▸ **Provided material**:

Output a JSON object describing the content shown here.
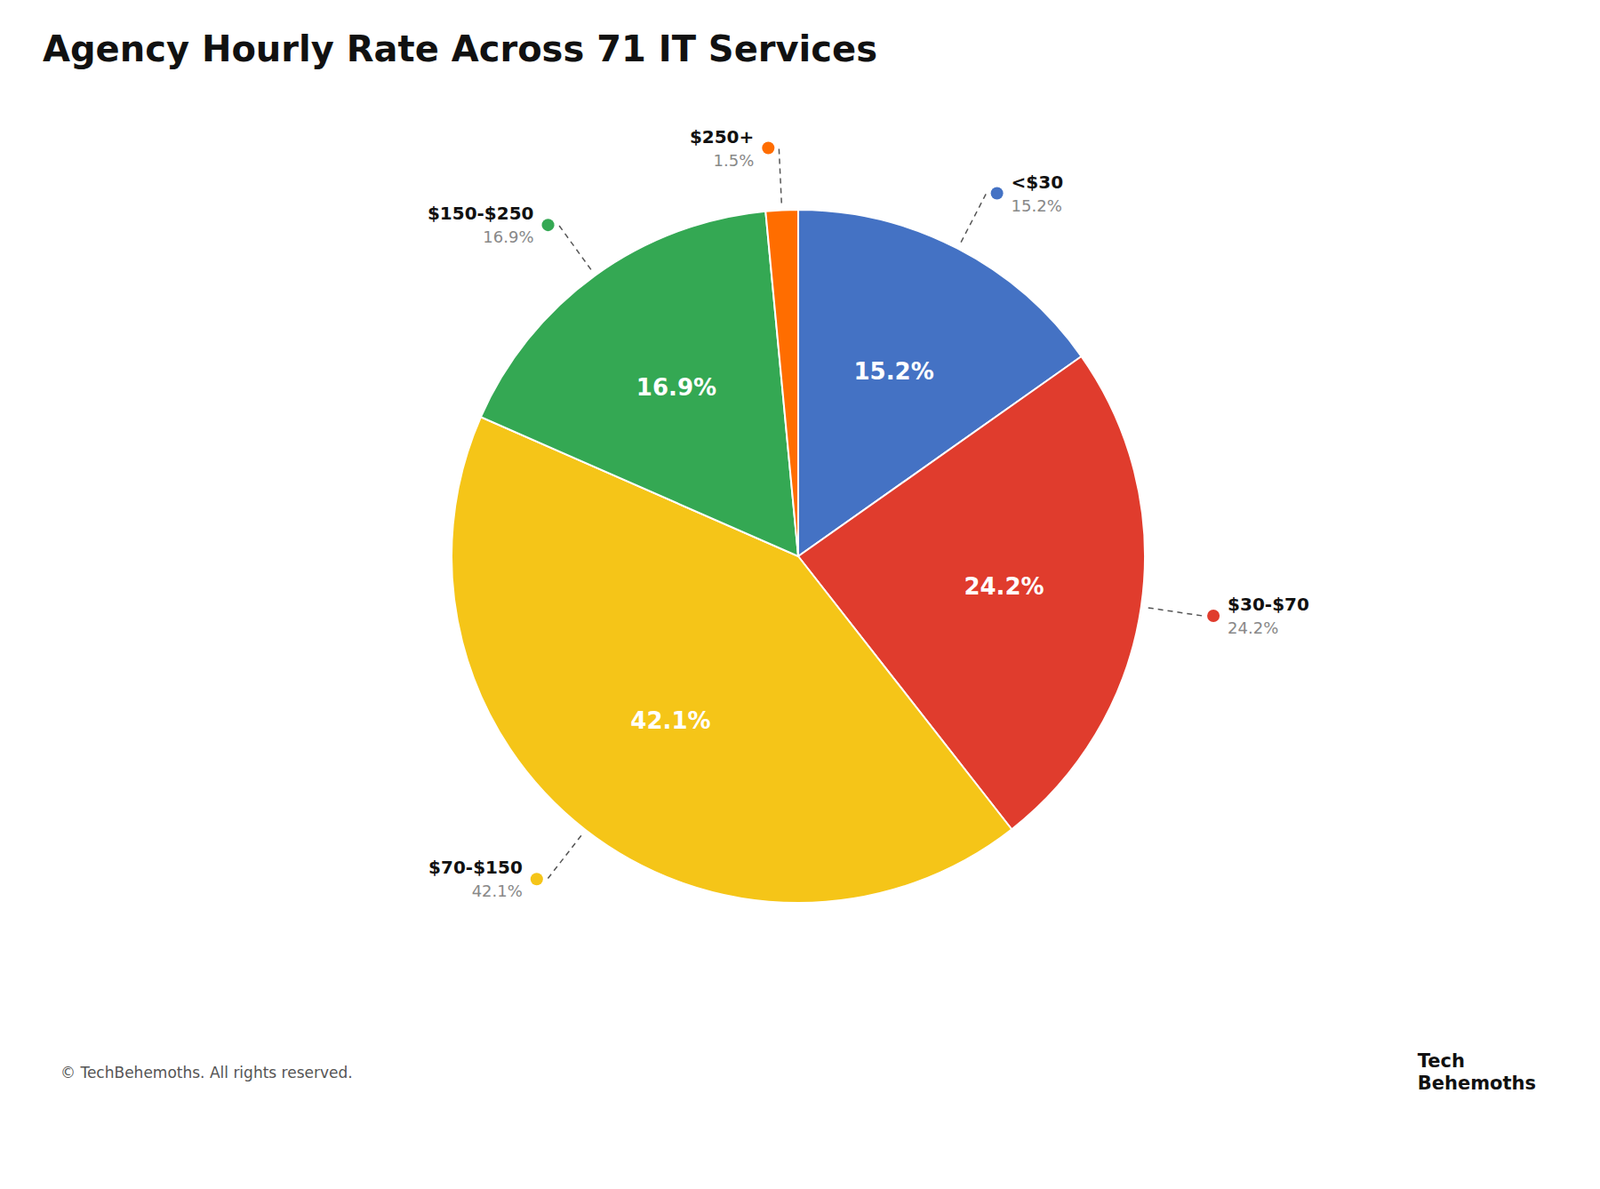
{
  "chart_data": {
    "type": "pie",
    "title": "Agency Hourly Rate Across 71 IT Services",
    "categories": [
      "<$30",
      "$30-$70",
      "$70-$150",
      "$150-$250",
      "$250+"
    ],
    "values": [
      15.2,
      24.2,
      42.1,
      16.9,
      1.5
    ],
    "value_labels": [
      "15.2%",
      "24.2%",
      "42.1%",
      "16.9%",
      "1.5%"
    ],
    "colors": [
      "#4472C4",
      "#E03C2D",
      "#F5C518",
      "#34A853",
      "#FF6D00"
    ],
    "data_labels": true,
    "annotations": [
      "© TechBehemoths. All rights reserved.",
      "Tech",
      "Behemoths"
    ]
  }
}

▸ **What to produce**: Make an exact copy of all entries above, dropping the images.

▸ **Solution to this exercise**:
Output a JSON object describing the content shown here.
{
  "chart_data": {
    "type": "pie",
    "title": "Agency Hourly Rate Across 71 IT Services",
    "categories": [
      "<$30",
      "$30-$70",
      "$70-$150",
      "$150-$250",
      "$250+"
    ],
    "values": [
      15.2,
      24.2,
      42.1,
      16.9,
      1.5
    ],
    "value_labels": [
      "15.2%",
      "24.2%",
      "42.1%",
      "16.9%",
      "1.5%"
    ],
    "colors": [
      "#4472C4",
      "#E03C2D",
      "#F5C518",
      "#34A853",
      "#FF6D00"
    ],
    "data_labels": true,
    "annotations": [
      "© TechBehemoths. All rights reserved.",
      "Tech",
      "Behemoths"
    ]
  }
}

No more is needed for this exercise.